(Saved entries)
------------------------------------------------
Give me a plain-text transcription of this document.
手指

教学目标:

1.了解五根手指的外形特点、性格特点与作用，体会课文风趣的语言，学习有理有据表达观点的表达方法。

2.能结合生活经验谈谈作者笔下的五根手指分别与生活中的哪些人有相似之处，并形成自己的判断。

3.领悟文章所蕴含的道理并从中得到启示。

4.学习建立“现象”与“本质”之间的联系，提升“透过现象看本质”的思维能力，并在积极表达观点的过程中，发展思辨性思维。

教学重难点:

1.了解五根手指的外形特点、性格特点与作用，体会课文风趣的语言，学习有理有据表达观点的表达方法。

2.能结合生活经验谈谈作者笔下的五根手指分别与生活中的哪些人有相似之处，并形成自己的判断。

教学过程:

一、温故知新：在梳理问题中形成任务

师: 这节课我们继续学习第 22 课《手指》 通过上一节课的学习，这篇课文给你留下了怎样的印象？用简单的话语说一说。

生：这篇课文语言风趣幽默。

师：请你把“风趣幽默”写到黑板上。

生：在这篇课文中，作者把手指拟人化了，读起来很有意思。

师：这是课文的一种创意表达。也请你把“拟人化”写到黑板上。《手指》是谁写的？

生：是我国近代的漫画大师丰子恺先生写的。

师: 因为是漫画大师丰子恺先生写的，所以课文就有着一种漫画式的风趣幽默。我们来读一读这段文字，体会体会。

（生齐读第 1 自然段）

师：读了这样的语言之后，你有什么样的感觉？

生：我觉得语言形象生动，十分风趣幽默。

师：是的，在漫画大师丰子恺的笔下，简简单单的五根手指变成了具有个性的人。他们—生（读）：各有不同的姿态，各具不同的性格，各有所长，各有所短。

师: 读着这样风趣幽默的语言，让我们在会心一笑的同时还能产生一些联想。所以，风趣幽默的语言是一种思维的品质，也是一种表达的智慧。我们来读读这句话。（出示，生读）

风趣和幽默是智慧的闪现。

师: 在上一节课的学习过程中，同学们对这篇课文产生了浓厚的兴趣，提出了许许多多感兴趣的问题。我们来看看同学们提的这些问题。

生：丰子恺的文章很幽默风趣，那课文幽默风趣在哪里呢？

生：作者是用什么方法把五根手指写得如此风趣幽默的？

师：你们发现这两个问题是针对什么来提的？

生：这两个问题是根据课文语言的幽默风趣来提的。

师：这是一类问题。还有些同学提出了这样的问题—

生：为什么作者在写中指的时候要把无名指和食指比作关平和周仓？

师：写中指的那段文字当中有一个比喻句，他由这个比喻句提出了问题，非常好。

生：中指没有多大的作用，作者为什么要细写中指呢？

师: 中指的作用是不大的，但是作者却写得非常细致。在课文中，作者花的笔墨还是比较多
------------------------------------------------
Repeat the data exactly. Leave nothing out.

Give me a plain-text transcription of this document.
手指

教学目标:

1.了解五根手指的外形特点、性格特点与作用，体会课文风趣的语言，学习有理有据表达观点的表达方法。

2.能结合生活经验谈谈作者笔下的五根手指分别与生活中的哪些人有相似之处，并形成自己的判断。

3.领悟文章所蕴含的道理并从中得到启示。

4.学习建立“现象”与“本质”之间的联系，提升“透过现象看本质”的思维能力，并在积极表达观点的过程中，发展思辨性思维。

教学重难点:

1.了解五根手指的外形特点、性格特点与作用，体会课文风趣的语言，学习有理有据表达观点的表达方法。

2.能结合生活经验谈谈作者笔下的五根手指分别与生活中的哪些人有相似之处，并形成自己的判断。

教学过程:

一、温故知新：在梳理问题中形成任务

师: 这节课我们继续学习第 22 课《手指》 通过上一节课的学习，这篇课文给你留下了怎样的印象？用简单的话语说一说。

生：这篇课文语言风趣幽默。

师：请你把“风趣幽默”写到黑板上。

生：在这篇课文中，作者把手指拟人化了，读起来很有意思。

师：这是课文的一种创意表达。也请你把“拟人化”写到黑板上。《手指》是谁写的？

生：是我国近代的漫画大师丰子恺先生写的。

师: 因为是漫画大师丰子恺先生写的，所以课文就有着一种漫画式的风趣幽默。我们来读一读这段文字，体会体会。

（生齐读第 1 自然段）

师：读了这样的语言之后，你有什么样的感觉？

生：我觉得语言形象生动，十分风趣幽默。

师：是的，在漫画大师丰子恺的笔下，简简单单的五根手指变成了具有个性的人。他们—生（读）：各有不同的姿态，各具不同的性格，各有所长，各有所短。

师: 读着这样风趣幽默的语言，让我们在会心一笑的同时还能产生一些联想。所以，风趣幽默的语言是一种思维的品质，也是一种表达的智慧。我们来读读这句话。（出示，生读）

风趣和幽默是智慧的闪现。

师: 在上一节课的学习过程中，同学们对这篇课文产生了浓厚的兴趣，提出了许许多多感兴趣的问题。我们来看看同学们提的这些问题。

生：丰子恺的文章很幽默风趣，那课文幽默风趣在哪里呢？

生：作者是用什么方法把五根手指写得如此风趣幽默的？

师：你们发现这两个问题是针对什么来提的？

生：这两个问题是根据课文语言的幽默风趣来提的。

师：这是一类问题。还有些同学提出了这样的问题—

生：为什么作者在写中指的时候要把无名指和食指比作关平和周仓？

师：写中指的那段文字当中有一个比喻句，他由这个比喻句提出了问题，非常好。

生：中指没有多大的作用，作者为什么要细写中指呢？

师: 中指的作用是不大的，但是作者却写得非常细致。在课文中，作者花的笔墨还是比较多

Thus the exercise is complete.